> _PROMPT_
Give only the number of lines that include the string "中央持续推动从严管党治党".

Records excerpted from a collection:
────
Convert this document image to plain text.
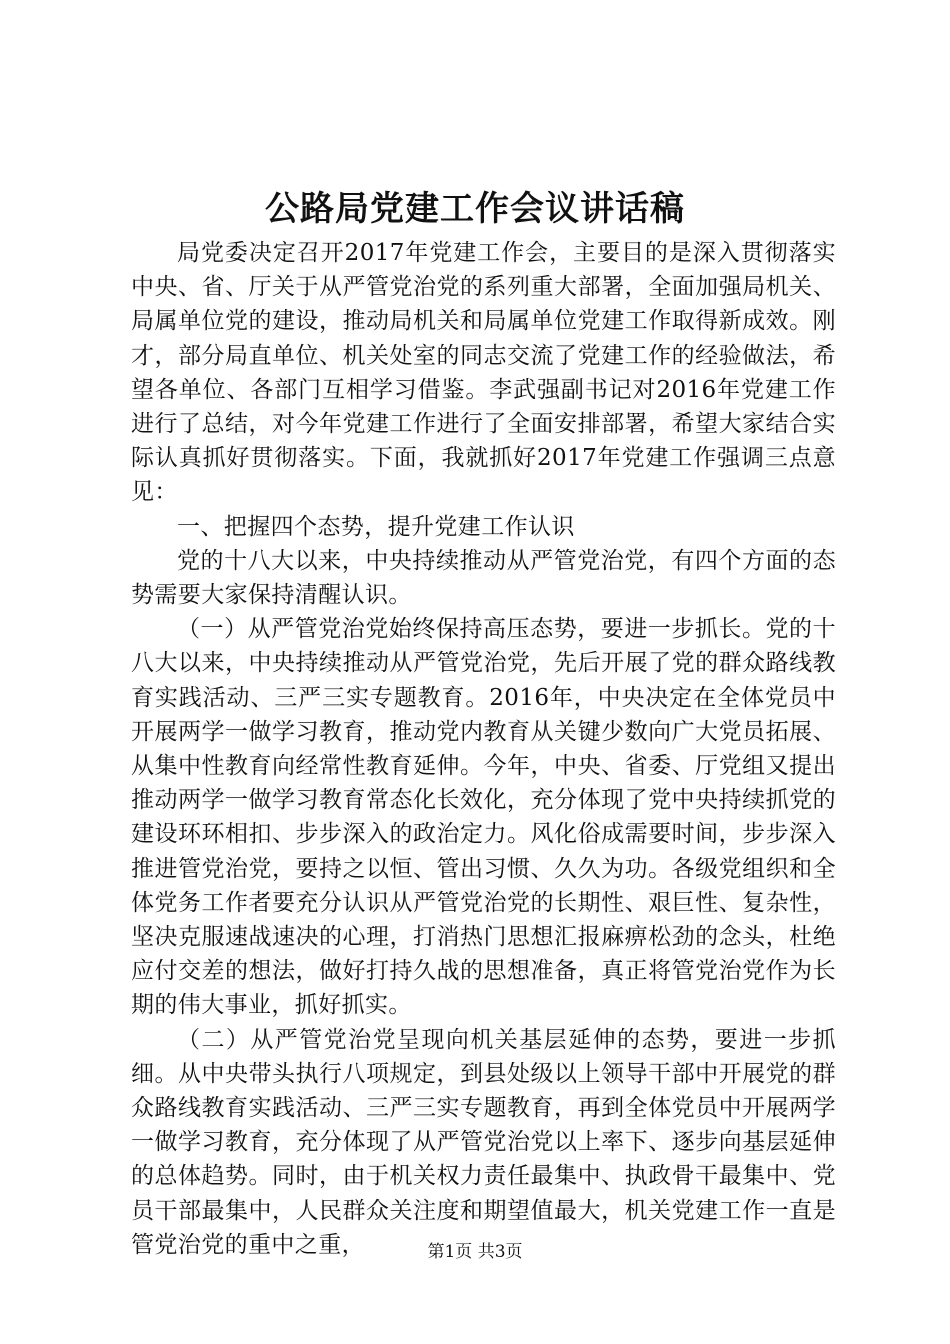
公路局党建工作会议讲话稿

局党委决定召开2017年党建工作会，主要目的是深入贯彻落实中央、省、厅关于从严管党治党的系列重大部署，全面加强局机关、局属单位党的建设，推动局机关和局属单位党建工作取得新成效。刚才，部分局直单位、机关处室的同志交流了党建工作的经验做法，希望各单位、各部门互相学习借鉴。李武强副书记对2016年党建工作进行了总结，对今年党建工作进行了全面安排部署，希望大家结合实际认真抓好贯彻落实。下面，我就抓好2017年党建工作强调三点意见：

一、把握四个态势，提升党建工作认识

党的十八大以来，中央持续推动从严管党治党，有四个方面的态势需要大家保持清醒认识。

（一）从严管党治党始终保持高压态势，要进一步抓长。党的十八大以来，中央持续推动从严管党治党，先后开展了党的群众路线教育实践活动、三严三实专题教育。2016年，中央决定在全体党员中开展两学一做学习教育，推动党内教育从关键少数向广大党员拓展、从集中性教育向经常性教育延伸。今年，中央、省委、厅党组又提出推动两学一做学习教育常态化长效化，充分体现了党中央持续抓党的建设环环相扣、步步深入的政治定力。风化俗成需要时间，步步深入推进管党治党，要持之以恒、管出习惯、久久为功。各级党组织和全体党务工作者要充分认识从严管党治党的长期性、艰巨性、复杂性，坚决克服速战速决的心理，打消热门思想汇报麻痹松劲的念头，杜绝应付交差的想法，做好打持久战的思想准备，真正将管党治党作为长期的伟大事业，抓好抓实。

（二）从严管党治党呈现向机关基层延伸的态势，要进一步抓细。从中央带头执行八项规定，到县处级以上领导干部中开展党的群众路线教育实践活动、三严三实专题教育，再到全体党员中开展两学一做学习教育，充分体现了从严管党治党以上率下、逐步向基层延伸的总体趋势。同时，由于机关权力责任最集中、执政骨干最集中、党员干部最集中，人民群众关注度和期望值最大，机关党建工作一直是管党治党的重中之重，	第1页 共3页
────
> _RESPONSE_
2